**Given instruction**
Every line below must be reproduced exactly. Copy them all.
====== Data shown ======
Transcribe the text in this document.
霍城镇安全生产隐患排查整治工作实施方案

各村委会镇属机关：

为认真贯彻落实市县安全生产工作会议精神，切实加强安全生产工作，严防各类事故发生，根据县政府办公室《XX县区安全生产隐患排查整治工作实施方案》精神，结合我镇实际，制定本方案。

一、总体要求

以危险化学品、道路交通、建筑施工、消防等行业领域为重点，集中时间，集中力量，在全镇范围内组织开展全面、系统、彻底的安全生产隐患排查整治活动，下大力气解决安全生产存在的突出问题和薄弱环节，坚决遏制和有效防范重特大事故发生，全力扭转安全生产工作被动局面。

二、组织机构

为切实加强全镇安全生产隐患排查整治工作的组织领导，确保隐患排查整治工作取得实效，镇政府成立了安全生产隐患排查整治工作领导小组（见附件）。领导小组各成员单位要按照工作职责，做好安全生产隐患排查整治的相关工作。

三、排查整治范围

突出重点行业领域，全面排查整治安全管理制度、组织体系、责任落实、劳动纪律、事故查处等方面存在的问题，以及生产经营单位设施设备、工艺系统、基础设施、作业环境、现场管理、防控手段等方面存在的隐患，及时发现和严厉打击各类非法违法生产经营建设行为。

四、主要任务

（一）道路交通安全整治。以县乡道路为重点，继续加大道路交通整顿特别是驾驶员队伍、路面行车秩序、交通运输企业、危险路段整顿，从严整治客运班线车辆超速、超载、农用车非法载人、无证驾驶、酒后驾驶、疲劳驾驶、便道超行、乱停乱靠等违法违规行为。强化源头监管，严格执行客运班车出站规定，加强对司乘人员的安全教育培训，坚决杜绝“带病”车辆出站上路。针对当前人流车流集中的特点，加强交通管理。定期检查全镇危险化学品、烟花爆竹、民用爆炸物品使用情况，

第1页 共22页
======
**Reply to the exercise**
Transcribe the text in this document.
霍城镇安全生产隐患排查整治工作实施方案

各村委会镇属机关：

为认真贯彻落实市县安全生产工作会议精神，切实加强安全生产工作，严防各类事故发生，根据县政府办公室《XX县区安全生产隐患排查整治工作实施方案》精神，结合我镇实际，制定本方案。

一、总体要求

以危险化学品、道路交通、建筑施工、消防等行业领域为重点，集中时间，集中力量，在全镇范围内组织开展全面、系统、彻底的安全生产隐患排查整治活动，下大力气解决安全生产存在的突出问题和薄弱环节，坚决遏制和有效防范重特大事故发生，全力扭转安全生产工作被动局面。

二、组织机构

为切实加强全镇安全生产隐患排查整治工作的组织领导，确保隐患排查整治工作取得实效，镇政府成立了安全生产隐患排查整治工作领导小组（见附件）。领导小组各成员单位要按照工作职责，做好安全生产隐患排查整治的相关工作。

三、排查整治范围

突出重点行业领域，全面排查整治安全管理制度、组织体系、责任落实、劳动纪律、事故查处等方面存在的问题，以及生产经营单位设施设备、工艺系统、基础设施、作业环境、现场管理、防控手段等方面存在的隐患，及时发现和严厉打击各类非法违法生产经营建设行为。

四、主要任务

（一）道路交通安全整治。以县乡道路为重点，继续加大道路交通整顿特别是驾驶员队伍、路面行车秩序、交通运输企业、危险路段整顿，从严整治客运班线车辆超速、超载、农用车非法载人、无证驾驶、酒后驾驶、疲劳驾驶、便道超行、乱停乱靠等违法违规行为。强化源头监管，严格执行客运班车出站规定，加强对司乘人员的安全教育培训，坚决杜绝“带病”车辆出站上路。针对当前人流车流集中的特点，加强交通管理。定期检查全镇危险化学品、烟花爆竹、民用爆炸物品使用情况，

第1页 共22页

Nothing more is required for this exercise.